WHAT TO WORK ON ▸ According to the text below on Nous Research's funding round, who founded the company? Name every founder it lists.

-- SOURCE TEXT follows --

Nous Research, the brains behind the open-source Hermes agent, is reportedly closing in on a fresh funding round led by Robot Ventures, with USV and other big-name investors tagging along, at a valuation of $1.5 billion. Three people in the know say the startup is raising at least $75 million, and apparently had to beat investors off with a stick. Nous declined to comment, while USV and Robot Ventures played hard to get.

The company was founded in 2023 by Jeffrey Quesnelle, Karan Malhotra, Ryan Teknium, and Shivani Mitra. Before this round, it had already scooped up $70 million from the likes of Paradigm, Robot Ventures, North Island Ventures, OSS Capital, and Balaji Srinivasan, per Crunchbase.

Weeks after OpenClaw's agent went viral, Nous fired back with Hermes, its own competitor. Unlike OpenClaw, which runs locally on a PC, Hermes ships with built-in “skills” like web search, coding, and image understanding, and it learns from users automatically to build more skills without manual intervention. Because who has time to teach their AI? The startup has also released language models focused on coding and math, because those are definitely the only things that matter.

-- SOURCE TEXT concluded --
-- DATA EXTRACTS follows --

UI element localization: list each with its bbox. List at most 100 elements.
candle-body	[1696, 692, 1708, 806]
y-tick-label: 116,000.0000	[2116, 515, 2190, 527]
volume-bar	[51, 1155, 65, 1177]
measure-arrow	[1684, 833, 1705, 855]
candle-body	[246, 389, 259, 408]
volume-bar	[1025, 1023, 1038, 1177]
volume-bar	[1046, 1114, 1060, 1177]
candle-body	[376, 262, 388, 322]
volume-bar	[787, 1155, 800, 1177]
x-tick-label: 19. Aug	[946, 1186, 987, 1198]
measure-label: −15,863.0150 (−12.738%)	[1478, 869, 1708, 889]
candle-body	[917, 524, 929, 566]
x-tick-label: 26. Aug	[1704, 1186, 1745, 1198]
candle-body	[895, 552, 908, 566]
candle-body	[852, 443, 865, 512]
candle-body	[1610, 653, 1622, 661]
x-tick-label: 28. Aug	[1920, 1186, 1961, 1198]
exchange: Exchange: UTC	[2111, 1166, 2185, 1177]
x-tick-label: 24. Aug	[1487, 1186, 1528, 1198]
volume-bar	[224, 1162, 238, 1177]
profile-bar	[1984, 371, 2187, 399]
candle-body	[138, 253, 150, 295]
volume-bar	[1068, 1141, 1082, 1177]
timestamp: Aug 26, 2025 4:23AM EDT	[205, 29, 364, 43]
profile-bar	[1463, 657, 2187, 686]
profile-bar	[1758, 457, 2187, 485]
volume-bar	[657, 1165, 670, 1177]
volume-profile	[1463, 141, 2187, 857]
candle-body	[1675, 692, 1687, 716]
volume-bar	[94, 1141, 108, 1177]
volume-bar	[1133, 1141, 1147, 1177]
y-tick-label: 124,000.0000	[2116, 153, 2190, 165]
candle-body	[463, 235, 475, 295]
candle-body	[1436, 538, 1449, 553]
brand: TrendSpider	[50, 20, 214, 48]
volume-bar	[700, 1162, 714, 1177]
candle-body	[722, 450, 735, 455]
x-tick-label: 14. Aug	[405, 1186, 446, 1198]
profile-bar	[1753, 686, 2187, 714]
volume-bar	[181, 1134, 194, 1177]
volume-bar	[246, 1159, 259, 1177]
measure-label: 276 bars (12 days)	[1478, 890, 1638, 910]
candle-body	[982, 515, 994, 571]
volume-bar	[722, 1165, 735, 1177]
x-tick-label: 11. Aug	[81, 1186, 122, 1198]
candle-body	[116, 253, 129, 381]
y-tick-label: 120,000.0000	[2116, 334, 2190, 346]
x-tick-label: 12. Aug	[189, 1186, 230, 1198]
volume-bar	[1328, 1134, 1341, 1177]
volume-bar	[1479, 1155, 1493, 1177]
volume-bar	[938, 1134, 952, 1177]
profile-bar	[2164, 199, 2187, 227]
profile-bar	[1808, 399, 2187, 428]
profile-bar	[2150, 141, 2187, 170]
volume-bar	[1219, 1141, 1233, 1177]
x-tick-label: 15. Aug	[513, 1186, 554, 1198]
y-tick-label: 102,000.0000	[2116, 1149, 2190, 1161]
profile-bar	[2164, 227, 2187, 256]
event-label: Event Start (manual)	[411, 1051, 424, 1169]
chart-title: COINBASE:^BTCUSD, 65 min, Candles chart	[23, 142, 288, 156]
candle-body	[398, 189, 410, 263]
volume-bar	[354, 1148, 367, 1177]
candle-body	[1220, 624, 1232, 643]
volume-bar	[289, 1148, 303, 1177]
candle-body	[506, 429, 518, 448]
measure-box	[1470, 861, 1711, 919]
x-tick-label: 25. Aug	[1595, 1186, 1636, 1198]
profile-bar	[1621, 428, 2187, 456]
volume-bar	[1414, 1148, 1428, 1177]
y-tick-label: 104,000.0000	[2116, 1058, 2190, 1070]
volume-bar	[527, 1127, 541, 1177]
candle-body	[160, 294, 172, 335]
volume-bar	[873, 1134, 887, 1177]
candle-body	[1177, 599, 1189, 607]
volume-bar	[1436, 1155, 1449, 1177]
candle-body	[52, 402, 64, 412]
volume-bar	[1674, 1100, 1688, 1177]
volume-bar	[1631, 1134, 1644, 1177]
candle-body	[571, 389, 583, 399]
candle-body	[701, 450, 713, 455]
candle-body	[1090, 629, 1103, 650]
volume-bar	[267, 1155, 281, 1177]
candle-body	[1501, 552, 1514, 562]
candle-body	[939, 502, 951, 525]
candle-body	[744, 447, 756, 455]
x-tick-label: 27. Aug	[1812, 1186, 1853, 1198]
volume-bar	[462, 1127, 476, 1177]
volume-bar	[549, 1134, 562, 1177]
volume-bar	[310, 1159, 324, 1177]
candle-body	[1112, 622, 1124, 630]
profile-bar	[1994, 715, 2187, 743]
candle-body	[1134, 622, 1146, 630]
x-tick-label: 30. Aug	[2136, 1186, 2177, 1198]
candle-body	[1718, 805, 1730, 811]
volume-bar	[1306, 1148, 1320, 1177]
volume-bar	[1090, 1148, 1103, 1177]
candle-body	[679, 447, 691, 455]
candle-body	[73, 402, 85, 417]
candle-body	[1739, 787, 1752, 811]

-- DATA EXTRACTS concluded --

TASK RESPONSE ▸ Jeffrey Quesnelle, Karan Malhotra, Ryan Teknium, and Shivani Mitra.